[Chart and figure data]
··········

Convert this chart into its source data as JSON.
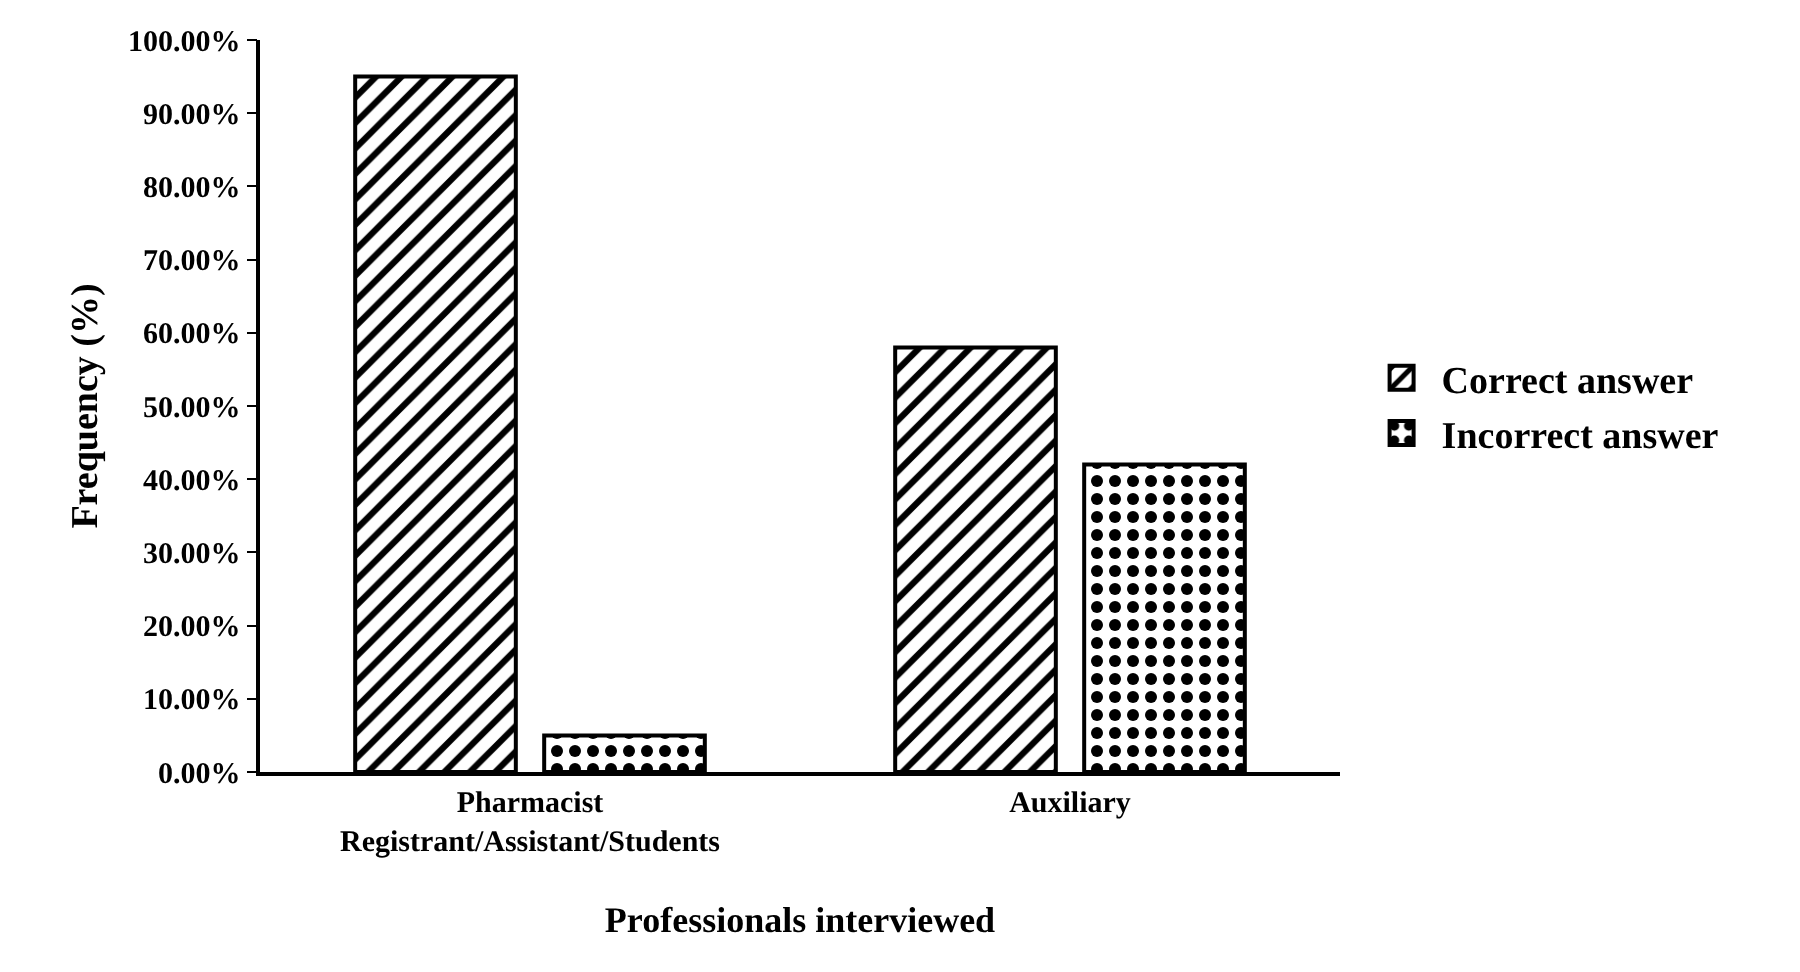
{
  "chart_data": {
    "type": "bar",
    "xlabel": "Professionals interviewed",
    "ylabel": "Frequency (%)",
    "categories": [
      "Pharmacist\nRegistrant/Assistant/Students",
      "Auxiliary"
    ],
    "series": [
      {
        "name": "Correct answer",
        "color": "#000000",
        "values": [
          95.0,
          58.0
        ]
      },
      {
        "name": "Incorrect answer",
        "color": "#000000",
        "values": [
          5.0,
          42.0
        ]
      }
    ],
    "ylim": [
      0,
      100
    ],
    "yticks": [
      {
        "value": 0,
        "label": "0.00%"
      },
      {
        "value": 10,
        "label": "10.00%"
      },
      {
        "value": 20,
        "label": "20.00%"
      },
      {
        "value": 30,
        "label": "30.00%"
      },
      {
        "value": 40,
        "label": "40.00%"
      },
      {
        "value": 50,
        "label": "50.00%"
      },
      {
        "value": 60,
        "label": "60.00%"
      },
      {
        "value": 70,
        "label": "70.00%"
      },
      {
        "value": 80,
        "label": "80.00%"
      },
      {
        "value": 90,
        "label": "90.00%"
      },
      {
        "value": 100,
        "label": "100.00%"
      }
    ],
    "grid": false,
    "legend": "right"
  }
}
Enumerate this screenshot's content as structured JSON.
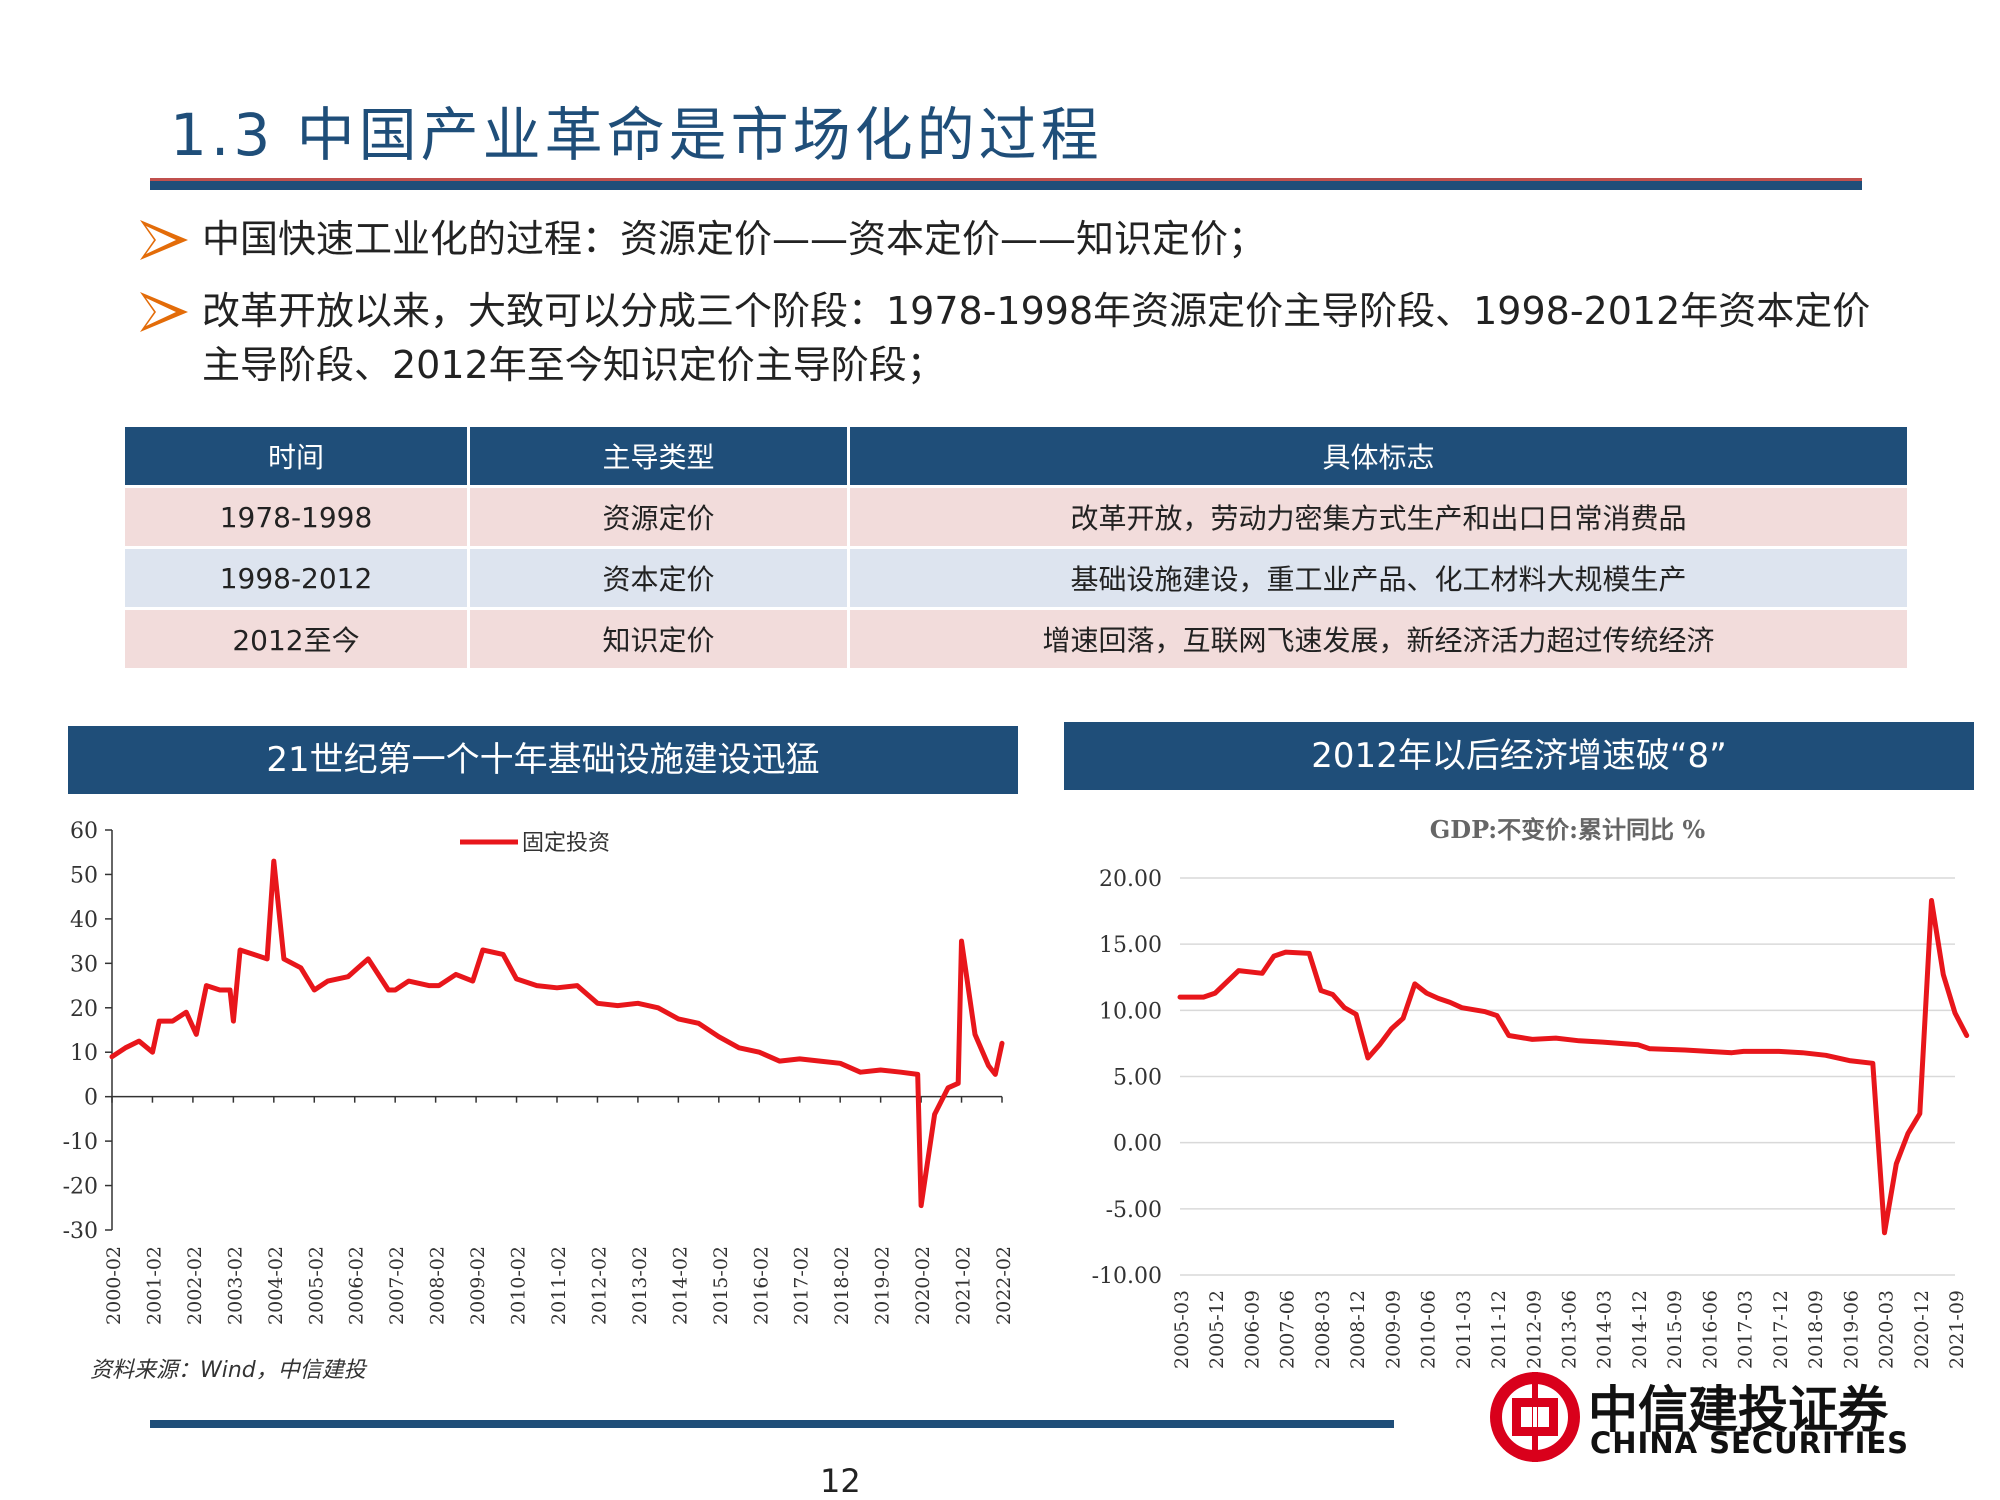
{
  "slide": {
    "title": "1.3 中国产业革命是市场化的过程",
    "bullets": [
      "中国快速工业化的过程：资源定价——资本定价——知识定价；",
      "改革开放以来，大致可以分成三个阶段：1978-1998年资源定价主导阶段、1998-2012年资本定价主导阶段、2012年至今知识定价主导阶段；"
    ],
    "page_number": "12",
    "source_note": "资料来源：Wind，中信建投"
  },
  "colors": {
    "navy": "#1f4e79",
    "accent_red": "#c0504d",
    "line_red": "#e8161b",
    "row_pink": "#f2dcdb",
    "row_blue": "#dde4ef"
  },
  "table": {
    "headers": [
      "时间",
      "主导类型",
      "具体标志"
    ],
    "rows": [
      [
        "1978-1998",
        "资源定价",
        "改革开放，劳动力密集方式生产和出口日常消费品"
      ],
      [
        "1998-2012",
        "资本定价",
        "基础设施建设，重工业产品、化工材料大规模生产"
      ],
      [
        "2012至今",
        "知识定价",
        "增速回落，互联网飞速发展，新经济活力超过传统经济"
      ]
    ]
  },
  "panels": {
    "left_title": "21世纪第一个十年基础设施建设迅猛",
    "right_title": "2012年以后经济增速破“8”"
  },
  "logo": {
    "cn": "中信建投证券",
    "en": "CHINA SECURITIES"
  },
  "chart_data": [
    {
      "type": "line",
      "title": "",
      "xlabel": "",
      "ylabel": "",
      "ylim": [
        -30,
        60
      ],
      "yticks": [
        60,
        50,
        40,
        30,
        20,
        10,
        0,
        -10,
        -20,
        -30
      ],
      "xticks": [
        "2000-02",
        "2001-02",
        "2002-02",
        "2003-02",
        "2004-02",
        "2005-02",
        "2006-02",
        "2007-02",
        "2008-02",
        "2009-02",
        "2010-02",
        "2011-02",
        "2012-02",
        "2013-02",
        "2014-02",
        "2015-02",
        "2016-02",
        "2017-02",
        "2018-02",
        "2019-02",
        "2020-02",
        "2021-02",
        "2022-02"
      ],
      "legend": "top-center",
      "series": [
        {
          "name": "固定投资",
          "color": "#e8161b",
          "points": [
            [
              "2000-02",
              9
            ],
            [
              "2000-06",
              11
            ],
            [
              "2000-10",
              12.5
            ],
            [
              "2001-02",
              10
            ],
            [
              "2001-04",
              17
            ],
            [
              "2001-08",
              17
            ],
            [
              "2001-12",
              19
            ],
            [
              "2002-03",
              14
            ],
            [
              "2002-06",
              25
            ],
            [
              "2002-10",
              24
            ],
            [
              "2003-01",
              24
            ],
            [
              "2003-02",
              17
            ],
            [
              "2003-04",
              33
            ],
            [
              "2003-08",
              32
            ],
            [
              "2003-12",
              31
            ],
            [
              "2004-02",
              53
            ],
            [
              "2004-05",
              31
            ],
            [
              "2004-10",
              29
            ],
            [
              "2005-02",
              24
            ],
            [
              "2005-06",
              26
            ],
            [
              "2005-12",
              27
            ],
            [
              "2006-03",
              29
            ],
            [
              "2006-06",
              31
            ],
            [
              "2006-12",
              24
            ],
            [
              "2007-02",
              24
            ],
            [
              "2007-06",
              26
            ],
            [
              "2007-12",
              25
            ],
            [
              "2008-03",
              25
            ],
            [
              "2008-08",
              27.5
            ],
            [
              "2009-01",
              26
            ],
            [
              "2009-04",
              33
            ],
            [
              "2009-10",
              32
            ],
            [
              "2010-02",
              26.5
            ],
            [
              "2010-08",
              25
            ],
            [
              "2011-02",
              24.5
            ],
            [
              "2011-08",
              25
            ],
            [
              "2012-02",
              21
            ],
            [
              "2012-08",
              20.5
            ],
            [
              "2013-02",
              21
            ],
            [
              "2013-08",
              20
            ],
            [
              "2014-02",
              17.5
            ],
            [
              "2014-08",
              16.5
            ],
            [
              "2015-02",
              13.5
            ],
            [
              "2015-08",
              11
            ],
            [
              "2016-02",
              10
            ],
            [
              "2016-08",
              8
            ],
            [
              "2017-02",
              8.5
            ],
            [
              "2017-08",
              8
            ],
            [
              "2018-02",
              7.5
            ],
            [
              "2018-08",
              5.5
            ],
            [
              "2019-02",
              6
            ],
            [
              "2019-08",
              5.5
            ],
            [
              "2020-01",
              5
            ],
            [
              "2020-02",
              -24.5
            ],
            [
              "2020-06",
              -4
            ],
            [
              "2020-10",
              2
            ],
            [
              "2021-01",
              3
            ],
            [
              "2021-02",
              35
            ],
            [
              "2021-06",
              14
            ],
            [
              "2021-10",
              7
            ],
            [
              "2021-12",
              5
            ],
            [
              "2022-02",
              12
            ]
          ]
        }
      ]
    },
    {
      "type": "line",
      "title": "GDP:不变价:累计同比 %",
      "xlabel": "",
      "ylabel": "",
      "ylim": [
        -10,
        20
      ],
      "yticks": [
        "20.00",
        "15.00",
        "10.00",
        "5.00",
        "0.00",
        "-5.00",
        "-10.00"
      ],
      "xticks": [
        "2005-03",
        "2005-12",
        "2006-09",
        "2007-06",
        "2008-03",
        "2008-12",
        "2009-09",
        "2010-06",
        "2011-03",
        "2011-12",
        "2012-09",
        "2013-06",
        "2014-03",
        "2014-12",
        "2015-09",
        "2016-06",
        "2017-03",
        "2017-12",
        "2018-09",
        "2019-06",
        "2020-03",
        "2020-12",
        "2021-09"
      ],
      "grid": true,
      "series": [
        {
          "name": "",
          "color": "#e8161b",
          "points": [
            [
              "2005-03",
              11.0
            ],
            [
              "2005-09",
              11.0
            ],
            [
              "2005-12",
              11.3
            ],
            [
              "2006-06",
              13.0
            ],
            [
              "2006-12",
              12.8
            ],
            [
              "2007-03",
              14.1
            ],
            [
              "2007-06",
              14.4
            ],
            [
              "2007-12",
              14.3
            ],
            [
              "2008-03",
              11.5
            ],
            [
              "2008-06",
              11.2
            ],
            [
              "2008-09",
              10.2
            ],
            [
              "2008-12",
              9.7
            ],
            [
              "2009-03",
              6.4
            ],
            [
              "2009-06",
              7.4
            ],
            [
              "2009-09",
              8.6
            ],
            [
              "2009-12",
              9.4
            ],
            [
              "2010-03",
              12.0
            ],
            [
              "2010-06",
              11.3
            ],
            [
              "2010-09",
              10.9
            ],
            [
              "2010-12",
              10.6
            ],
            [
              "2011-03",
              10.2
            ],
            [
              "2011-09",
              9.9
            ],
            [
              "2011-12",
              9.6
            ],
            [
              "2012-03",
              8.1
            ],
            [
              "2012-09",
              7.8
            ],
            [
              "2013-03",
              7.9
            ],
            [
              "2013-09",
              7.7
            ],
            [
              "2014-03",
              7.6
            ],
            [
              "2014-12",
              7.4
            ],
            [
              "2015-03",
              7.1
            ],
            [
              "2015-12",
              7.0
            ],
            [
              "2016-12",
              6.8
            ],
            [
              "2017-03",
              6.9
            ],
            [
              "2017-12",
              6.9
            ],
            [
              "2018-06",
              6.8
            ],
            [
              "2018-12",
              6.6
            ],
            [
              "2019-06",
              6.2
            ],
            [
              "2019-12",
              6.0
            ],
            [
              "2020-03",
              -6.8
            ],
            [
              "2020-06",
              -1.6
            ],
            [
              "2020-09",
              0.7
            ],
            [
              "2020-12",
              2.2
            ],
            [
              "2021-03",
              18.3
            ],
            [
              "2021-06",
              12.7
            ],
            [
              "2021-09",
              9.8
            ],
            [
              "2021-12",
              8.1
            ]
          ]
        }
      ]
    }
  ]
}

··········

● **Exercise task**: List the lines of the entries that include "JSON".

● **Completed task**:
Convert this chart into its source data as JSON.
Enumerate this screenshot's content as structured JSON.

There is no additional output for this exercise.